WHAT TO PRODUCE: Write out the full set of records below exactly.

### PROVIDED RECORDS ###

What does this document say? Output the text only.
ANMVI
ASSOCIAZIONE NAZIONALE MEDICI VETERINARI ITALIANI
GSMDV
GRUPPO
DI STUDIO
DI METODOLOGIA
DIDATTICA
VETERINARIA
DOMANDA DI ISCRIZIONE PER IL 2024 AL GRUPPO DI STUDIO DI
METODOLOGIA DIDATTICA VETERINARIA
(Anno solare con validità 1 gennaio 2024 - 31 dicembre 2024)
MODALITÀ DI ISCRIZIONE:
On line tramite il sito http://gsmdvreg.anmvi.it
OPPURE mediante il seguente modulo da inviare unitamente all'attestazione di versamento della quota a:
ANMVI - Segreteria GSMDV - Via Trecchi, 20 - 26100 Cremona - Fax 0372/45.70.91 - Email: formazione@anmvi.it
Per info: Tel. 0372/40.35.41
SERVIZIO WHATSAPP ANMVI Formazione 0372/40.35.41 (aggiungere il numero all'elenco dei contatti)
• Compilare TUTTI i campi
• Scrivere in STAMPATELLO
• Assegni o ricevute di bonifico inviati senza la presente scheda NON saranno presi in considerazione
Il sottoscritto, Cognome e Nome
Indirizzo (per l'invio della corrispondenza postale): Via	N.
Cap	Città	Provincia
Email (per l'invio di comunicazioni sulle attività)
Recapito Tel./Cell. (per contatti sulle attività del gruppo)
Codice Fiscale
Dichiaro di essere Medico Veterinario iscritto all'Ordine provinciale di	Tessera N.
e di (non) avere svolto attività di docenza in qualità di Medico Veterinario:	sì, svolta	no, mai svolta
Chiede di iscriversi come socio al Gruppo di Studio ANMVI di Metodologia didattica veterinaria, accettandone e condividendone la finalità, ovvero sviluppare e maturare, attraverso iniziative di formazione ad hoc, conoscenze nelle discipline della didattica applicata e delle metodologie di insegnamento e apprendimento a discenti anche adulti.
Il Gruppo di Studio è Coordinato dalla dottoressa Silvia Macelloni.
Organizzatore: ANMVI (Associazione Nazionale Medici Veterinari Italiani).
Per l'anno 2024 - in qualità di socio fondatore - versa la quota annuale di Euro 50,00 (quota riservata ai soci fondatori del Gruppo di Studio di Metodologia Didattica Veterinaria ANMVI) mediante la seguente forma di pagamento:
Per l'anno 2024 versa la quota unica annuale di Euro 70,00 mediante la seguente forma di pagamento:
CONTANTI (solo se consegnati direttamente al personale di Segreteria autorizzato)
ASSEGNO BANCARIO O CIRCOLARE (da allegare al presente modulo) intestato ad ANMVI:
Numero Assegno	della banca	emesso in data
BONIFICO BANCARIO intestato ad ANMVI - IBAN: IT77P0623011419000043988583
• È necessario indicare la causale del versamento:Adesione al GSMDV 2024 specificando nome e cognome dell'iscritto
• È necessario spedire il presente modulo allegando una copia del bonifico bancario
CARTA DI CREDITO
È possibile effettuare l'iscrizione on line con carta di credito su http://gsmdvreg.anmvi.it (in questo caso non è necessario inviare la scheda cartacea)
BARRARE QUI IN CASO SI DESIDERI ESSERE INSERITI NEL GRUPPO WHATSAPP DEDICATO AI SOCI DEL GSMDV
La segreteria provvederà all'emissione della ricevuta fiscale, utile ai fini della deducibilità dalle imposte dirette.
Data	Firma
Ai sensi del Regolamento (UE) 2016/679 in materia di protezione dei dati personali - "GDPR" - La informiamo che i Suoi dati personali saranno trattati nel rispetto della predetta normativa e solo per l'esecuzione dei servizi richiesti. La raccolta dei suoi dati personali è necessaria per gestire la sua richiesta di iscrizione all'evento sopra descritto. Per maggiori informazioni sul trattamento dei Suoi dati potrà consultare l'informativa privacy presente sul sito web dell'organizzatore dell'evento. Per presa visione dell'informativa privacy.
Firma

###

THE REPLY:
What does this document say? Output the text only.
ANMVI
ASSOCIAZIONE NAZIONALE MEDICI VETERINARI ITALIANI
GSMDV
GRUPPO
DI STUDIO
DI METODOLOGIA
DIDATTICA
VETERINARIA
DOMANDA DI ISCRIZIONE PER IL 2024 AL GRUPPO DI STUDIO DI
METODOLOGIA DIDATTICA VETERINARIA
(Anno solare con validità 1 gennaio 2024 - 31 dicembre 2024)
MODALITÀ DI ISCRIZIONE:
On line tramite il sito http://gsmdvreg.anmvi.it
OPPURE mediante il seguente modulo da inviare unitamente all'attestazione di versamento della quota a:
ANMVI - Segreteria GSMDV - Via Trecchi, 20 - 26100 Cremona - Fax 0372/45.70.91 - Email: formazione@anmvi.it
Per info: Tel. 0372/40.35.41
SERVIZIO WHATSAPP ANMVI Formazione 0372/40.35.41 (aggiungere il numero all'elenco dei contatti)
• Compilare TUTTI i campi
• Scrivere in STAMPATELLO
• Assegni o ricevute di bonifico inviati senza la presente scheda NON saranno presi in considerazione
Il sottoscritto, Cognome e Nome
Indirizzo (per l'invio della corrispondenza postale): Via	N.
Cap	Città	Provincia
Email (per l'invio di comunicazioni sulle attività)
Recapito Tel./Cell. (per contatti sulle attività del gruppo)
Codice Fiscale
Dichiaro di essere Medico Veterinario iscritto all'Ordine provinciale di	Tessera N.
e di (non) avere svolto attività di docenza in qualità di Medico Veterinario:	sì, svolta	no, mai svolta
Chiede di iscriversi come socio al Gruppo di Studio ANMVI di Metodologia didattica veterinaria, accettandone e condividendone la finalità, ovvero sviluppare e maturare, attraverso iniziative di formazione ad hoc, conoscenze nelle discipline della didattica applicata e delle metodologie di insegnamento e apprendimento a discenti anche adulti.
Il Gruppo di Studio è Coordinato dalla dottoressa Silvia Macelloni.
Organizzatore: ANMVI (Associazione Nazionale Medici Veterinari Italiani).
Per l'anno 2024 - in qualità di socio fondatore - versa la quota annuale di Euro 50,00 (quota riservata ai soci fondatori del Gruppo di Studio di Metodologia Didattica Veterinaria ANMVI) mediante la seguente forma di pagamento:
Per l'anno 2024 versa la quota unica annuale di Euro 70,00 mediante la seguente forma di pagamento:
CONTANTI (solo se consegnati direttamente al personale di Segreteria autorizzato)
ASSEGNO BANCARIO O CIRCOLARE (da allegare al presente modulo) intestato ad ANMVI:
Numero Assegno	della banca	emesso in data
BONIFICO BANCARIO intestato ad ANMVI - IBAN: IT77P0623011419000043988583
• È necessario indicare la causale del versamento:Adesione al GSMDV 2024 specificando nome e cognome dell'iscritto
• È necessario spedire il presente modulo allegando una copia del bonifico bancario
CARTA DI CREDITO
È possibile effettuare l'iscrizione on line con carta di credito su http://gsmdvreg.anmvi.it (in questo caso non è necessario inviare la scheda cartacea)
BARRARE QUI IN CASO SI DESIDERI ESSERE INSERITI NEL GRUPPO WHATSAPP DEDICATO AI SOCI DEL GSMDV
La segreteria provvederà all'emissione della ricevuta fiscale, utile ai fini della deducibilità dalle imposte dirette.
Data	Firma
Ai sensi del Regolamento (UE) 2016/679 in materia di protezione dei dati personali - "GDPR" - La informiamo che i Suoi dati personali saranno trattati nel rispetto della predetta normativa e solo per l'esecuzione dei servizi richiesti. La raccolta dei suoi dati personali è necessaria per gestire la sua richiesta di iscrizione all'evento sopra descritto. Per maggiori informazioni sul trattamento dei Suoi dati potrà consultare l'informativa privacy presente sul sito web dell'organizzatore dell'evento. Per presa visione dell'informativa privacy.
Firma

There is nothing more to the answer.